Document segment START

Late that afternoon, the patient desired quite a bit of information, especially on the theory and practice of bone and tendon restoration and how to do suturing. He wanted to learn the nuances of first aid and medical care when no doctor is around. He made a few notes for himself.
David Werner healed well. His rehab, physical therapy, and occupational therapy were all fantastic, and he was acting with collegiality. He was obviously a very smart guy and was very quick to ask highly intelligent questions about surgery and burns. We became friends. By the time his plaster cast was thrown in the trash he had told us his story: he did research in various biological aspects of butterflies, and produced beautiful hand paintings of birds and Flora in Mexico. The proceeds from his artwork helped support his village health work, performed gratis in the Sierra Madre. His location had been south and west inland from both Mazatlan and Culiacán in the state of Sinaloa, Mexico.
Amazingly, this patient was working by himself without help of a physician around, having treated three cases of clinical tetanus, more than almost any ordinary practicing physician had ever seen – wow – and he described a very great need for attention to the advanced human pathology right in his area in the mountains of northwestern Mexico! This concentration of cases was closer to us than New York City – wow again – and then he declared, “I would like to learn to be a doctor.” After three or four seconds, I answered, “I’ll do it. I’ll teach you.” At that point I added, “but in return, I would like to go down there with you to help out. By the way, are there any unrepaired cleft lips or palates in your area?”
“The place is full of them. There are several in the four villages right around where I work.”
In that moment I realized that David had caught the virus, which comes from the psychic income derived when you cure another person of a significant medical or surgical problem. David had used a Merck manual book for physicians, which contains the nature and treatment of virtually all medical conditions. He had enjoyed and become addicted to the psychic income of seeing the good results and subsequent happiness in persons responding to the science of medicine. It was like performing a miracle every day. David had been able to use the social tools already present within him, which complemented the science of medicine.

Document segment END

■ **Requirement 1**:
Output the passage about David Werner word for word, from "Late that afternoon, the" up to and including "notes for himself.".
■ **Requirement 2**:
List every geographic place name that appears in the passage about David Werner.

Extracted records START

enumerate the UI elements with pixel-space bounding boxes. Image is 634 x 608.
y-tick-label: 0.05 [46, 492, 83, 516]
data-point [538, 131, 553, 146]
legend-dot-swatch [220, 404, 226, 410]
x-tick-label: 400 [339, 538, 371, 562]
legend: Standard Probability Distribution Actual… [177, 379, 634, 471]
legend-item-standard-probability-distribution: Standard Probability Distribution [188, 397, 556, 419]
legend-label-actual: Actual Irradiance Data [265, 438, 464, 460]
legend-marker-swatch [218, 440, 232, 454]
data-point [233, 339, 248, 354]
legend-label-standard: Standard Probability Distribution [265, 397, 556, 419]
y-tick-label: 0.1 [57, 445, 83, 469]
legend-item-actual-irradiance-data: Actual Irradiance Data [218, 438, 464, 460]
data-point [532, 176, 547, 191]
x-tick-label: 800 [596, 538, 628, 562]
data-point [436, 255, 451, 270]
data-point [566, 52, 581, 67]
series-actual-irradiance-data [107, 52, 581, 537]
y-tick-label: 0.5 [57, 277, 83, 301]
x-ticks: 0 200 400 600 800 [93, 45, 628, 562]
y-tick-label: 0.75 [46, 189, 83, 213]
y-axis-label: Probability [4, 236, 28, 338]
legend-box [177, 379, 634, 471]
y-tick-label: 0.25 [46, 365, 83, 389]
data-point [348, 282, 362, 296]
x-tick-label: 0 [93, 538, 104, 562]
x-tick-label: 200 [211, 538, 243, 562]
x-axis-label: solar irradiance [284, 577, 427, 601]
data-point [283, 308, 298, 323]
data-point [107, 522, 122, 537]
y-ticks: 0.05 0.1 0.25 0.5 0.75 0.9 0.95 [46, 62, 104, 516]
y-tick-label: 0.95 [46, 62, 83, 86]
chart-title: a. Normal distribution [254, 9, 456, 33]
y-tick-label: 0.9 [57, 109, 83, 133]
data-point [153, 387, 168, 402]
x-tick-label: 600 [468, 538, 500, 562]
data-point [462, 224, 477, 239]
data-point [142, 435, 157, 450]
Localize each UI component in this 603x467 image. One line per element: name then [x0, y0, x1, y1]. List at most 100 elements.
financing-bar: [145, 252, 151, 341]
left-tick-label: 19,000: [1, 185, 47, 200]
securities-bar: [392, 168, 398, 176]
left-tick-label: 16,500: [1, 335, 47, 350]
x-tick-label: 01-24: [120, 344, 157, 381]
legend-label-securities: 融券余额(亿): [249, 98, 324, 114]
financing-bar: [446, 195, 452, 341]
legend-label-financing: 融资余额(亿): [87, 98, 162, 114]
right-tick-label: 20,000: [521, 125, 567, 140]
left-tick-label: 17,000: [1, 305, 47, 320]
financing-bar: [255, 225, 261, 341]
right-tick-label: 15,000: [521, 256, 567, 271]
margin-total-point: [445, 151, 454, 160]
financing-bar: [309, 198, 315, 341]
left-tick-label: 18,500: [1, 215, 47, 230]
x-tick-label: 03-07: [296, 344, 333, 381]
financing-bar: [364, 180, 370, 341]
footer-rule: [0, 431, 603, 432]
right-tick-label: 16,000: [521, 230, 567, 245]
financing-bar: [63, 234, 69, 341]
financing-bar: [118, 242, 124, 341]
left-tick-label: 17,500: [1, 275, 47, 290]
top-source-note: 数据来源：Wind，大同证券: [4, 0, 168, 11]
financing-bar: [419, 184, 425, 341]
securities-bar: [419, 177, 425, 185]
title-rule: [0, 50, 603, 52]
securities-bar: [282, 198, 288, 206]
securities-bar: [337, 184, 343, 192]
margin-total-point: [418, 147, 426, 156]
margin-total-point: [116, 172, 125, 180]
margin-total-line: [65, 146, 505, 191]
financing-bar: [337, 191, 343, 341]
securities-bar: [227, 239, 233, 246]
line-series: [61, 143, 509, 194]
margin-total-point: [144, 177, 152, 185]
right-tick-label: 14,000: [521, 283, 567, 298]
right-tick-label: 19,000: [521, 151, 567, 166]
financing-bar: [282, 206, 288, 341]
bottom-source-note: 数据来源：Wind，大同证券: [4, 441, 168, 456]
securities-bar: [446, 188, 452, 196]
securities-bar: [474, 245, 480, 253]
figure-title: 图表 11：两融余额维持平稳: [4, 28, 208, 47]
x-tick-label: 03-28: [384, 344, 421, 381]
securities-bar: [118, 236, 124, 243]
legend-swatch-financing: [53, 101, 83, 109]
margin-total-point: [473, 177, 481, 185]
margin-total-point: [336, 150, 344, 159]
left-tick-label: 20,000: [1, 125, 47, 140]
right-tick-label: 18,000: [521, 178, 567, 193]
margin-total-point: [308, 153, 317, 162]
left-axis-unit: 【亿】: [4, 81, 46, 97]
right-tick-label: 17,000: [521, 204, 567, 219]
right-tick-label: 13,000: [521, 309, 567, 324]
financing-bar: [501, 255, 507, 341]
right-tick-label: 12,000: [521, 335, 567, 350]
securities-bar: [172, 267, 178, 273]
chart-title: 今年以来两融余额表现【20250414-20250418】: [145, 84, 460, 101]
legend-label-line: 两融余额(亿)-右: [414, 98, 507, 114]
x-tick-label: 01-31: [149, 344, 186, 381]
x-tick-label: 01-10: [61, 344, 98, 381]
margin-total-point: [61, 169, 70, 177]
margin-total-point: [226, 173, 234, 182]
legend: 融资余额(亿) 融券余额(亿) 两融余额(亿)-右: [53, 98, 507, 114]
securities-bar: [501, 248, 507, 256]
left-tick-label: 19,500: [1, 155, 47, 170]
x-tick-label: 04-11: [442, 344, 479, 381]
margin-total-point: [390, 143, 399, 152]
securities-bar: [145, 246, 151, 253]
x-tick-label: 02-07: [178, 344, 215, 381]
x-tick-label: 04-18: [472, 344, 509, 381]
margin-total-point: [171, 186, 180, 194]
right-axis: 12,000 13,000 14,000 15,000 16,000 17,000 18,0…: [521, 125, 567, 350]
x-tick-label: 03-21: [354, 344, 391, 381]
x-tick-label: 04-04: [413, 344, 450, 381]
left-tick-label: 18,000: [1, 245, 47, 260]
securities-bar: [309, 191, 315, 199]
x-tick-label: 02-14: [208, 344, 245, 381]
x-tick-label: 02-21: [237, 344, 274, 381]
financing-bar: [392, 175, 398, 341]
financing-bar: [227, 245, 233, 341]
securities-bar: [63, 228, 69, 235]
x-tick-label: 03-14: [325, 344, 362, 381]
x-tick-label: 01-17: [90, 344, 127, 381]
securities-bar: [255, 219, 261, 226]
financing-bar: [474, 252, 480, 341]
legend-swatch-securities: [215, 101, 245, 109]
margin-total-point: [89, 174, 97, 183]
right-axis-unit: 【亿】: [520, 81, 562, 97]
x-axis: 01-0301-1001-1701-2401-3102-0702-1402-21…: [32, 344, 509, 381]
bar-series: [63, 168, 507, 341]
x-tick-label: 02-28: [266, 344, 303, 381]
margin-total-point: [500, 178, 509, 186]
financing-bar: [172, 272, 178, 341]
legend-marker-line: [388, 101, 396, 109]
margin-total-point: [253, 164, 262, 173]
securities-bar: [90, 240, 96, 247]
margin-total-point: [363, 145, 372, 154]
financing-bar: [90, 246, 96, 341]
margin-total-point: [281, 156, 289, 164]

Extracted records END

■ **Written answer 1**:
Late that afternoon, the patient desired quite a bit of information, especially on the theory and practice of bone and tendon restoration and how to do suturing. He wanted to learn the nuances of first aid and medical care when no doctor is around. He made a few notes for himself.

■ **Written answer 2**:
Mexico
Sierra Madre
Mazatlan
Culiacán
Sinaloa
New York City